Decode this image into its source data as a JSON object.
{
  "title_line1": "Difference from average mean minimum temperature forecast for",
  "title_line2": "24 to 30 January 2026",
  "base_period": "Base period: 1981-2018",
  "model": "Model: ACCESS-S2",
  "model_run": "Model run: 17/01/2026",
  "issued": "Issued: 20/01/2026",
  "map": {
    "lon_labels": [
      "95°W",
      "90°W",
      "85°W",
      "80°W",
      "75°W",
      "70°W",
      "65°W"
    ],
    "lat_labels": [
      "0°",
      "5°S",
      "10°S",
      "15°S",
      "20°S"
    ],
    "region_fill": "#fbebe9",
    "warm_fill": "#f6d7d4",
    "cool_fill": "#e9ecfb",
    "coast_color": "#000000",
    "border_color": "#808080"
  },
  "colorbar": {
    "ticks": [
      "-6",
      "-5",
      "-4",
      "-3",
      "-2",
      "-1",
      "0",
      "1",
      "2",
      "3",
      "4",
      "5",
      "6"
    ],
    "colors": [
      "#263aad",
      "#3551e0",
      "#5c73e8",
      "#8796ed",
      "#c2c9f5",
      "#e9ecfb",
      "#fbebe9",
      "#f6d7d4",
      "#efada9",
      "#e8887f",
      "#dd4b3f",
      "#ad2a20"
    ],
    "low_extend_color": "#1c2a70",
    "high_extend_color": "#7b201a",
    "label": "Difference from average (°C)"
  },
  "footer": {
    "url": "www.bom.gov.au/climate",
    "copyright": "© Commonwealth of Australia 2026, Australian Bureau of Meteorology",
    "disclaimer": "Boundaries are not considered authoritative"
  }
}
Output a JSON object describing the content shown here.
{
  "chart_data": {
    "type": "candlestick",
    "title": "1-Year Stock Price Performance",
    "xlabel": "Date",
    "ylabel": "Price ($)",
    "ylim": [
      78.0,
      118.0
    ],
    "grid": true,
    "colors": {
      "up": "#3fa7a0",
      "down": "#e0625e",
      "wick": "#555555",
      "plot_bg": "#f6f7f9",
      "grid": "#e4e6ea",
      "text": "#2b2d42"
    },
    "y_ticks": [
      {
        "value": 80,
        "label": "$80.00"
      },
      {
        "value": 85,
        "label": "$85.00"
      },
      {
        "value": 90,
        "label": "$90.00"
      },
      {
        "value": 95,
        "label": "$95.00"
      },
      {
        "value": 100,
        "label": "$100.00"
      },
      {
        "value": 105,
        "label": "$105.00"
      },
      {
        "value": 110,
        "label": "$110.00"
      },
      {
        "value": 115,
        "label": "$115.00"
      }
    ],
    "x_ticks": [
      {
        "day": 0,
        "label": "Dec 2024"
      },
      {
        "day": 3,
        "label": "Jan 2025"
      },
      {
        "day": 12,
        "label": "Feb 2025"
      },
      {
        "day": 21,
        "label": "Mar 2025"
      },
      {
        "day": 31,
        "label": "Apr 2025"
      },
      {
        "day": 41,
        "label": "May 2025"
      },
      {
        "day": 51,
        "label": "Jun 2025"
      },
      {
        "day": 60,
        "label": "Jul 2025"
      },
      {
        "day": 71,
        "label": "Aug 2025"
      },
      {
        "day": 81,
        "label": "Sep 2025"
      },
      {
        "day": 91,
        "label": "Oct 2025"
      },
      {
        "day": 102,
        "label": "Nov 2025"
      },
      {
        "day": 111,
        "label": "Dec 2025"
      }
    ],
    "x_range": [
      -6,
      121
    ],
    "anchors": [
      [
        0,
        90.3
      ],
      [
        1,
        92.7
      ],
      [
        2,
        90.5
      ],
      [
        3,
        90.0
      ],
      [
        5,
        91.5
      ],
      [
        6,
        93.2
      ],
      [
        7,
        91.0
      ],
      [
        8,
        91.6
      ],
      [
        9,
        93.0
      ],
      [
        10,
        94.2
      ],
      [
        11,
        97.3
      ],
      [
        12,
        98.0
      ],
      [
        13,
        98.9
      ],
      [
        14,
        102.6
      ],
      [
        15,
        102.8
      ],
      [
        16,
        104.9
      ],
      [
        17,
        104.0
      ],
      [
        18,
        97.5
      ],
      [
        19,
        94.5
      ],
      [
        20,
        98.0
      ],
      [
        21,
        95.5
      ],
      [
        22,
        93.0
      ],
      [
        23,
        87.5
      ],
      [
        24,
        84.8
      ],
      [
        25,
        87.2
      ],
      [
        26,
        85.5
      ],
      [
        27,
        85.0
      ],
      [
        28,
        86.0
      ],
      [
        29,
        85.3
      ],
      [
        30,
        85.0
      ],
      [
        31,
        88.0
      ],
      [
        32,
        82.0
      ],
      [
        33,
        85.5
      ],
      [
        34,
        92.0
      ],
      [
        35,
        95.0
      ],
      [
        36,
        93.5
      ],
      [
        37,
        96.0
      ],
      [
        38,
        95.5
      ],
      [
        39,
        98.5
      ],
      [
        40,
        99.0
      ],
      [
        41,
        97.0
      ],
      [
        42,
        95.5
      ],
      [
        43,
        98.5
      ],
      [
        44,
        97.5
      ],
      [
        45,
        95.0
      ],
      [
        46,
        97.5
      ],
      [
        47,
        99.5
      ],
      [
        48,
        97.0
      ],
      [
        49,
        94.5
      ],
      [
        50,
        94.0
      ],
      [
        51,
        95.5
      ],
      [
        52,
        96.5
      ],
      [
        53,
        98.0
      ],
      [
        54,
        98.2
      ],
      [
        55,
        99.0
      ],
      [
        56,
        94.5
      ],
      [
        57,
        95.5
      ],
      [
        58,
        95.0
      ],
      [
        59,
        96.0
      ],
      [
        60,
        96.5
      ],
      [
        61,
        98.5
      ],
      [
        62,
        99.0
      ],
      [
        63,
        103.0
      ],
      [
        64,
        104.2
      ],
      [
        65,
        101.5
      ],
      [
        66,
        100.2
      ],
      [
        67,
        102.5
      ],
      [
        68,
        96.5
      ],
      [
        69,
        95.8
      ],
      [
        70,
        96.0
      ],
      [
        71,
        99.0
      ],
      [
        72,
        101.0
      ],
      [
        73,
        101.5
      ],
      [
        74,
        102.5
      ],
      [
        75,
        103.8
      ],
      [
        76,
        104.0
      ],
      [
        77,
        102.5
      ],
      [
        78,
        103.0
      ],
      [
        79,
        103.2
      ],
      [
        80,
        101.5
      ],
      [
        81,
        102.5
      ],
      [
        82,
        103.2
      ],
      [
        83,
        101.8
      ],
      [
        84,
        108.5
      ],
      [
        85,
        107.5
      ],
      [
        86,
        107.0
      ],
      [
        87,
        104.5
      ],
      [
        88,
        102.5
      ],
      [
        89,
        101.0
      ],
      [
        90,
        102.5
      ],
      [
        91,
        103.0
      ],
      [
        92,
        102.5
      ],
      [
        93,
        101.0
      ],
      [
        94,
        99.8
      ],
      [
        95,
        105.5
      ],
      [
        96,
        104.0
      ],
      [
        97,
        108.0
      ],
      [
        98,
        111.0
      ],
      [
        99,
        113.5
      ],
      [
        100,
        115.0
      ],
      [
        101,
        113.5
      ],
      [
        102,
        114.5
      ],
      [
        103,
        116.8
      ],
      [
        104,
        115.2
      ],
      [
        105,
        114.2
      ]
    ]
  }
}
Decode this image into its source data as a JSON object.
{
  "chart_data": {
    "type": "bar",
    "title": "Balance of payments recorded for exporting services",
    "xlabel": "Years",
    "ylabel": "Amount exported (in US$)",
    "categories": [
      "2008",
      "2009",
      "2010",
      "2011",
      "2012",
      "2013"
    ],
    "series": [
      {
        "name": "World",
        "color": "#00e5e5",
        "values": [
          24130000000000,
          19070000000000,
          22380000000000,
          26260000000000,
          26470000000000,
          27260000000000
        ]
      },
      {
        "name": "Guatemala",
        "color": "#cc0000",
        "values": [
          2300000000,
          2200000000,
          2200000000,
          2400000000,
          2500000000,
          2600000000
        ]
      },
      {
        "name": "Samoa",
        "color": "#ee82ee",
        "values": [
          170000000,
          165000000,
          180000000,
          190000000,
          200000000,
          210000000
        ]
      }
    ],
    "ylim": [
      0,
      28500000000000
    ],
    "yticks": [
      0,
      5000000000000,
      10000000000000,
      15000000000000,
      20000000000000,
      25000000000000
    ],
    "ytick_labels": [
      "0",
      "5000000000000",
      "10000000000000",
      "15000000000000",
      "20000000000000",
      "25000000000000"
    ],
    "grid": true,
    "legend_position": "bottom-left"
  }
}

────────────────────

» Exercise:
Pull out each line containing the word "ylabel" and copy it.

» Exercise solution:
    "ylabel": "Price ($)",
    "ylabel": "Amount exported (in US$)",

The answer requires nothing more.